Work to complete
Restate, word for word, every line of the data.

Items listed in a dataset

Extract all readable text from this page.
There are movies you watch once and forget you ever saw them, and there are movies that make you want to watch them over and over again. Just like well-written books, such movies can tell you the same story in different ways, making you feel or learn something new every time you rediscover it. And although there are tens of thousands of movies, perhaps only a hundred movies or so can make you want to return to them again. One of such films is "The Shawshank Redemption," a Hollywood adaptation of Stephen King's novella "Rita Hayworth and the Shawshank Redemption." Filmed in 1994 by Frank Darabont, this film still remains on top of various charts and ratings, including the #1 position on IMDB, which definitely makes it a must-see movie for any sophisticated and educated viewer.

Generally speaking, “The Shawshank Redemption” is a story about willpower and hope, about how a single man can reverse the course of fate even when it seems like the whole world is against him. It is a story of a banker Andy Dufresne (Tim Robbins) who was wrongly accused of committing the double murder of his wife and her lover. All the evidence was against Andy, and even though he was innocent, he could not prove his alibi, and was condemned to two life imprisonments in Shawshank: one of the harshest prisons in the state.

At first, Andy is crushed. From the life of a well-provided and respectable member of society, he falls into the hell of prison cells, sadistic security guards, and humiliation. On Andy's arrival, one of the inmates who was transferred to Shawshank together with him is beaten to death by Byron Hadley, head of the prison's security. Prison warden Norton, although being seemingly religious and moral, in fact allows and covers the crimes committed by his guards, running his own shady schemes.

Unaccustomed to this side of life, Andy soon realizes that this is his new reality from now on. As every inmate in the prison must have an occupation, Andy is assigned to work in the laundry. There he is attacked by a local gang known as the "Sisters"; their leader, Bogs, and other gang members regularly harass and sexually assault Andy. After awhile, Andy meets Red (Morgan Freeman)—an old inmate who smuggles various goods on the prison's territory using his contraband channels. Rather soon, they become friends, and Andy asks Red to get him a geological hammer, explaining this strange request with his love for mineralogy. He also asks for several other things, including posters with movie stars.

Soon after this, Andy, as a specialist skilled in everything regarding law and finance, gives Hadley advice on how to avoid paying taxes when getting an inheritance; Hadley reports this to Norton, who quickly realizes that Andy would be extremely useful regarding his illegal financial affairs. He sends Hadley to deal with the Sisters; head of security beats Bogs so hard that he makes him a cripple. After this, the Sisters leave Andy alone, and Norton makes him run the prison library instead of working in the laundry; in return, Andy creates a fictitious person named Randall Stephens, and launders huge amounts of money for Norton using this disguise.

Answer space
Extract all readable text from this page.
There are movies you watch once and forget you ever saw them, and there are movies that make you want to watch them over and over again. Just like well-written books, such movies can tell you the same story in different ways, making you feel or learn something new every time you rediscover it. And although there are tens of thousands of movies, perhaps only a hundred movies or so can make you want to return to them again. One of such films is "The Shawshank Redemption," a Hollywood adaptation of Stephen King's novella "Rita Hayworth and the Shawshank Redemption." Filmed in 1994 by Frank Darabont, this film still remains on top of various charts and ratings, including the #1 position on IMDB, which definitely makes it a must-see movie for any sophisticated and educated viewer.

Generally speaking, “The Shawshank Redemption” is a story about willpower and hope, about how a single man can reverse the course of fate even when it seems like the whole world is against him. It is a story of a banker Andy Dufresne (Tim Robbins) who was wrongly accused of committing the double murder of his wife and her lover. All the evidence was against Andy, and even though he was innocent, he could not prove his alibi, and was condemned to two life imprisonments in Shawshank: one of the harshest prisons in the state.

At first, Andy is crushed. From the life of a well-provided and respectable member of society, he falls into the hell of prison cells, sadistic security guards, and humiliation. On Andy's arrival, one of the inmates who was transferred to Shawshank together with him is beaten to death by Byron Hadley, head of the prison's security. Prison warden Norton, although being seemingly religious and moral, in fact allows and covers the crimes committed by his guards, running his own shady schemes.

Unaccustomed to this side of life, Andy soon realizes that this is his new reality from now on. As every inmate in the prison must have an occupation, Andy is assigned to work in the laundry. There he is attacked by a local gang known as the "Sisters"; their leader, Bogs, and other gang members regularly harass and sexually assault Andy. After awhile, Andy meets Red (Morgan Freeman)—an old inmate who smuggles various goods on the prison's territory using his contraband channels. Rather soon, they become friends, and Andy asks Red to get him a geological hammer, explaining this strange request with his love for mineralogy. He also asks for several other things, including posters with movie stars.

Soon after this, Andy, as a specialist skilled in everything regarding law and finance, gives Hadley advice on how to avoid paying taxes when getting an inheritance; Hadley reports this to Norton, who quickly realizes that Andy would be extremely useful regarding his illegal financial affairs. He sends Hadley to deal with the Sisters; head of security beats Bogs so hard that he makes him a cripple. After this, the Sisters leave Andy alone, and Norton makes him run the prison library instead of working in the laundry; in return, Andy creates a fictitious person named Randall Stephens, and launders huge amounts of money for Norton using this disguise.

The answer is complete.